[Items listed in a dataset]
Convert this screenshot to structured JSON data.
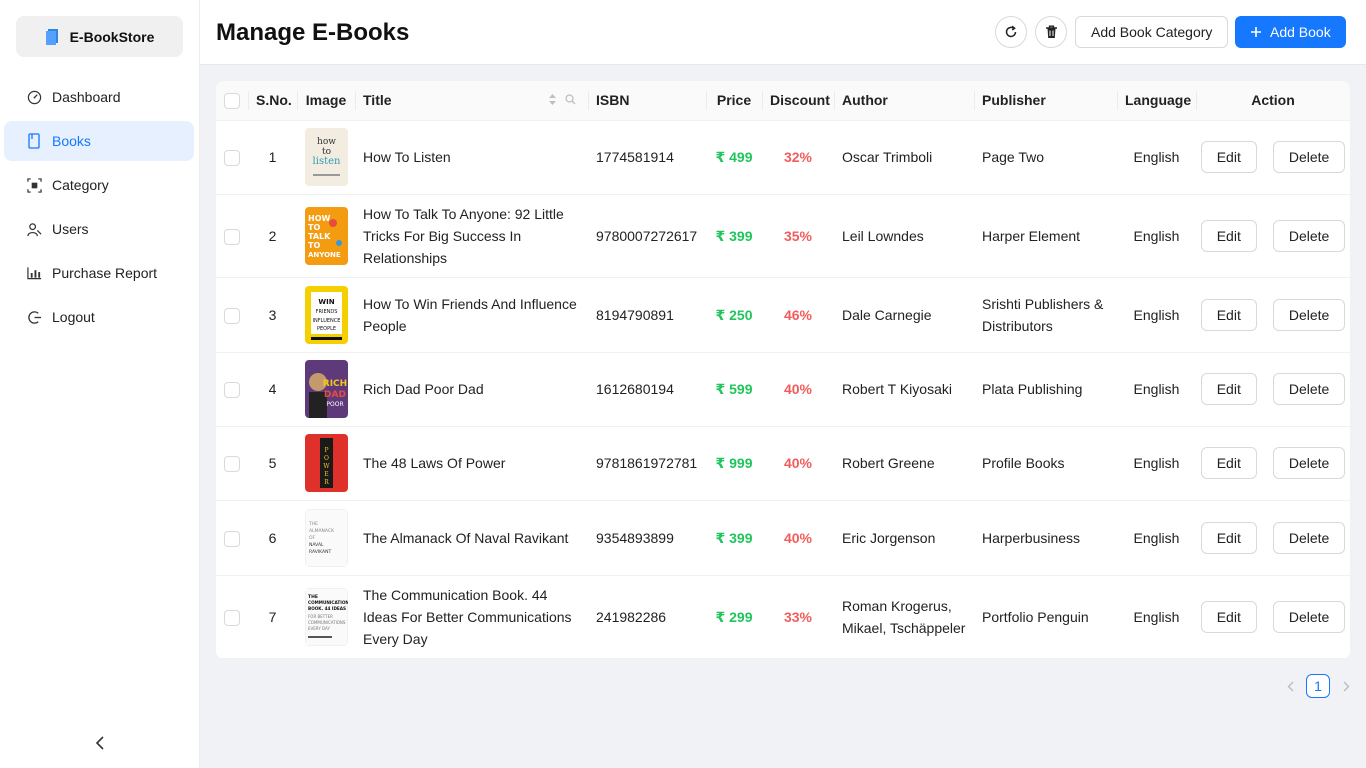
{
  "app": {
    "name": "E-BookStore"
  },
  "sidebar": {
    "items": [
      {
        "label": "Dashboard",
        "icon": "dashboard-icon"
      },
      {
        "label": "Books",
        "icon": "book-icon",
        "active": true
      },
      {
        "label": "Category",
        "icon": "category-icon"
      },
      {
        "label": "Users",
        "icon": "users-icon"
      },
      {
        "label": "Purchase Report",
        "icon": "bar-chart-icon"
      },
      {
        "label": "Logout",
        "icon": "logout-icon"
      }
    ]
  },
  "header": {
    "title": "Manage E-Books",
    "add_category_label": "Add Book Category",
    "add_book_label": "Add Book"
  },
  "table": {
    "columns": {
      "sno": "S.No.",
      "image": "Image",
      "title": "Title",
      "isbn": "ISBN",
      "price": "Price",
      "discount": "Discount",
      "author": "Author",
      "publisher": "Publisher",
      "language": "Language",
      "action": "Action"
    },
    "edit_label": "Edit",
    "delete_label": "Delete",
    "rows": [
      {
        "sno": "1",
        "title": "How To Listen",
        "isbn": "1774581914",
        "price": "₹ 499",
        "discount": "32%",
        "author": "Oscar Trimboli",
        "publisher": "Page Two",
        "language": "English"
      },
      {
        "sno": "2",
        "title": "How To Talk To Anyone: 92 Little Tricks For Big Success In Relationships",
        "isbn": "9780007272617",
        "price": "₹ 399",
        "discount": "35%",
        "author": "Leil Lowndes",
        "publisher": "Harper Element",
        "language": "English"
      },
      {
        "sno": "3",
        "title": "How To Win Friends And Influence People",
        "isbn": "8194790891",
        "price": "₹ 250",
        "discount": "46%",
        "author": "Dale Carnegie",
        "publisher": "Srishti Publishers & Distributors",
        "language": "English"
      },
      {
        "sno": "4",
        "title": "Rich Dad Poor Dad",
        "isbn": "1612680194",
        "price": "₹ 599",
        "discount": "40%",
        "author": "Robert T Kiyosaki",
        "publisher": "Plata Publishing",
        "language": "English"
      },
      {
        "sno": "5",
        "title": "The 48 Laws Of Power",
        "isbn": "9781861972781",
        "price": "₹ 999",
        "discount": "40%",
        "author": "Robert Greene",
        "publisher": "Profile Books",
        "language": "English"
      },
      {
        "sno": "6",
        "title": "The Almanack Of Naval Ravikant",
        "isbn": "9354893899",
        "price": "₹ 399",
        "discount": "40%",
        "author": "Eric Jorgenson",
        "publisher": "Harperbusiness",
        "language": "English"
      },
      {
        "sno": "7",
        "title": "The Communication Book. 44 Ideas For Better Communications Every Day",
        "isbn": "241982286",
        "price": "₹ 299",
        "discount": "33%",
        "author": "Roman Krogerus, Mikael, Tschäppeler",
        "publisher": "Portfolio Penguin",
        "language": "English"
      }
    ]
  },
  "pagination": {
    "current_page": "1"
  },
  "colors": {
    "primary": "#1677ff",
    "price": "#21c55d",
    "discount": "#f25c5c",
    "active_nav_bg": "#e6f0ff"
  }
}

What is being asked >> The records shown above are to be repeated exactly, with the pictures left out.

Answer for this exercise >>
Convert this screenshot to structured JSON data.
{
  "app": {
    "name": "E-BookStore"
  },
  "sidebar": {
    "items": [
      {
        "label": "Dashboard",
        "icon": "dashboard-icon"
      },
      {
        "label": "Books",
        "icon": "book-icon",
        "active": true
      },
      {
        "label": "Category",
        "icon": "category-icon"
      },
      {
        "label": "Users",
        "icon": "users-icon"
      },
      {
        "label": "Purchase Report",
        "icon": "bar-chart-icon"
      },
      {
        "label": "Logout",
        "icon": "logout-icon"
      }
    ]
  },
  "header": {
    "title": "Manage E-Books",
    "add_category_label": "Add Book Category",
    "add_book_label": "Add Book"
  },
  "table": {
    "columns": {
      "sno": "S.No.",
      "image": "Image",
      "title": "Title",
      "isbn": "ISBN",
      "price": "Price",
      "discount": "Discount",
      "author": "Author",
      "publisher": "Publisher",
      "language": "Language",
      "action": "Action"
    },
    "edit_label": "Edit",
    "delete_label": "Delete",
    "rows": [
      {
        "sno": "1",
        "title": "How To Listen",
        "isbn": "1774581914",
        "price": "₹ 499",
        "discount": "32%",
        "author": "Oscar Trimboli",
        "publisher": "Page Two",
        "language": "English"
      },
      {
        "sno": "2",
        "title": "How To Talk To Anyone: 92 Little Tricks For Big Success In Relationships",
        "isbn": "9780007272617",
        "price": "₹ 399",
        "discount": "35%",
        "author": "Leil Lowndes",
        "publisher": "Harper Element",
        "language": "English"
      },
      {
        "sno": "3",
        "title": "How To Win Friends And Influence People",
        "isbn": "8194790891",
        "price": "₹ 250",
        "discount": "46%",
        "author": "Dale Carnegie",
        "publisher": "Srishti Publishers & Distributors",
        "language": "English"
      },
      {
        "sno": "4",
        "title": "Rich Dad Poor Dad",
        "isbn": "1612680194",
        "price": "₹ 599",
        "discount": "40%",
        "author": "Robert T Kiyosaki",
        "publisher": "Plata Publishing",
        "language": "English"
      },
      {
        "sno": "5",
        "title": "The 48 Laws Of Power",
        "isbn": "9781861972781",
        "price": "₹ 999",
        "discount": "40%",
        "author": "Robert Greene",
        "publisher": "Profile Books",
        "language": "English"
      },
      {
        "sno": "6",
        "title": "The Almanack Of Naval Ravikant",
        "isbn": "9354893899",
        "price": "₹ 399",
        "discount": "40%",
        "author": "Eric Jorgenson",
        "publisher": "Harperbusiness",
        "language": "English"
      },
      {
        "sno": "7",
        "title": "The Communication Book. 44 Ideas For Better Communications Every Day",
        "isbn": "241982286",
        "price": "₹ 299",
        "discount": "33%",
        "author": "Roman Krogerus, Mikael, Tschäppeler",
        "publisher": "Portfolio Penguin",
        "language": "English"
      }
    ]
  },
  "pagination": {
    "current_page": "1"
  },
  "colors": {
    "primary": "#1677ff",
    "price": "#21c55d",
    "discount": "#f25c5c",
    "active_nav_bg": "#e6f0ff"
  }
}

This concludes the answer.